**TASK GOAL:** In the listing below, find every line with the string "بالمقبس" and pull it out.

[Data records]
************

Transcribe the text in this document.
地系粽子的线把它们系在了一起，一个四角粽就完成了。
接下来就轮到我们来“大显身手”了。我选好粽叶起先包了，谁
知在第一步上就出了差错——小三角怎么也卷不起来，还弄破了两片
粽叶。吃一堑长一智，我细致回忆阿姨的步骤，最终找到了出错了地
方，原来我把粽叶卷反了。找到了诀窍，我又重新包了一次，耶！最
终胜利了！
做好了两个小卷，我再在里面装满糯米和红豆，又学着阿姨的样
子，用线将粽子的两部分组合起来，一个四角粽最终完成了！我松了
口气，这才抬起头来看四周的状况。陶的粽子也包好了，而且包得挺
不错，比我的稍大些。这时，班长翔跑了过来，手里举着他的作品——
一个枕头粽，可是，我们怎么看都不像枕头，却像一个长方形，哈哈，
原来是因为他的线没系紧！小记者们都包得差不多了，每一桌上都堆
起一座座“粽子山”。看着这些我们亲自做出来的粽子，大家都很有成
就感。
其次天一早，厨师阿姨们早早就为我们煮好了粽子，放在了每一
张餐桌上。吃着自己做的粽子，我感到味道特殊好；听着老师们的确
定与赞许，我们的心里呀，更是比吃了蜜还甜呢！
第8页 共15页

************

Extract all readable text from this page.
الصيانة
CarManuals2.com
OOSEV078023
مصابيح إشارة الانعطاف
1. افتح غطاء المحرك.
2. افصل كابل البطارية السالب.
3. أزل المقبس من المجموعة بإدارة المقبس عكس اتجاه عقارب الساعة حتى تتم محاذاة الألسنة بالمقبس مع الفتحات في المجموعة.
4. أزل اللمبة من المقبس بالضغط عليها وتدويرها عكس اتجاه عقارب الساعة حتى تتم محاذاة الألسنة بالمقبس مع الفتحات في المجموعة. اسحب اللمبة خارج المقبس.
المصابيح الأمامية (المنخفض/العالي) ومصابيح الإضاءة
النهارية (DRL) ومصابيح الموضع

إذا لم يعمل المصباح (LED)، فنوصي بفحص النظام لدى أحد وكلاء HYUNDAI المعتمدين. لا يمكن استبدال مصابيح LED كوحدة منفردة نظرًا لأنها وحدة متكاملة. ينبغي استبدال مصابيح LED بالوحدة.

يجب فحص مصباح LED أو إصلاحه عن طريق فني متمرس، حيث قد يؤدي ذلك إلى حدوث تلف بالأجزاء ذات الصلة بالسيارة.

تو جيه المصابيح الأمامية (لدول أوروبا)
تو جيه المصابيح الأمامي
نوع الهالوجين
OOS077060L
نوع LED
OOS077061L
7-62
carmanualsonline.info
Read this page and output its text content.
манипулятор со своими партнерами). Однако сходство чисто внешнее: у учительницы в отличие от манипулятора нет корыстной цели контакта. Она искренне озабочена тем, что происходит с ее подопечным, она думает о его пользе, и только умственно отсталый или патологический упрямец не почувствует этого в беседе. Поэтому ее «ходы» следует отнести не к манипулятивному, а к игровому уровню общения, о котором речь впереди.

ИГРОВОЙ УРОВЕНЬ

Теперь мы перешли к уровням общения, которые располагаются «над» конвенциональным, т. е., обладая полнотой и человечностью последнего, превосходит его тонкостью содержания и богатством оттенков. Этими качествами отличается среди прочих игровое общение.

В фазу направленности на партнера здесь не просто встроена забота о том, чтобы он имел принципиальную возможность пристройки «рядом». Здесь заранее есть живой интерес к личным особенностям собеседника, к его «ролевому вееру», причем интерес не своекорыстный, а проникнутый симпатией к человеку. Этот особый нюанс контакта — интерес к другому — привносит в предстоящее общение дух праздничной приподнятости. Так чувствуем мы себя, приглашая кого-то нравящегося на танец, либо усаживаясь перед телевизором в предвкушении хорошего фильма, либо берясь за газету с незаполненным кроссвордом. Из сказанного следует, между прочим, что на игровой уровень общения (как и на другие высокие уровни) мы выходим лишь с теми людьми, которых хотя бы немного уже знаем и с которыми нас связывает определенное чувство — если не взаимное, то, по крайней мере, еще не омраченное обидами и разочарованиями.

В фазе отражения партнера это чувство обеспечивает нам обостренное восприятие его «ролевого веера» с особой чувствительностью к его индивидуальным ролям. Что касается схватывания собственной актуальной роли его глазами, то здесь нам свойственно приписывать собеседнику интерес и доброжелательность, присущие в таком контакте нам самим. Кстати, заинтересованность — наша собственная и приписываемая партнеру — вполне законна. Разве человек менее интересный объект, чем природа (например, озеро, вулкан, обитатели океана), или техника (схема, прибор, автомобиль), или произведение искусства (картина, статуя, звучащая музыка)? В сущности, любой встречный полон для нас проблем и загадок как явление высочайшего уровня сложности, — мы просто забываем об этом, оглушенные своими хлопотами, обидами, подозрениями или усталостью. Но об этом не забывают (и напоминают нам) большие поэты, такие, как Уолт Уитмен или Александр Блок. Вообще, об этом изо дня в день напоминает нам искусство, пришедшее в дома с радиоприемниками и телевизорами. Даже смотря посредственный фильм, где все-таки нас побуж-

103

************

**COMPLETE OUTPUT:**
3. أزل المقبس من المجموعة بإدارة المقبس عكس اتجاه عقارب الساعة حتى تتم محاذاة الألسنة بالمقبس مع الفتحات في المجموعة.
4. أزل اللمبة من المقبس بالضغط عليها وتدويرها عكس اتجاه عقارب الساعة حتى تتم محاذاة الألسنة بالمقبس مع الفتحات في المجموعة. اسحب اللمبة خارج المقبس.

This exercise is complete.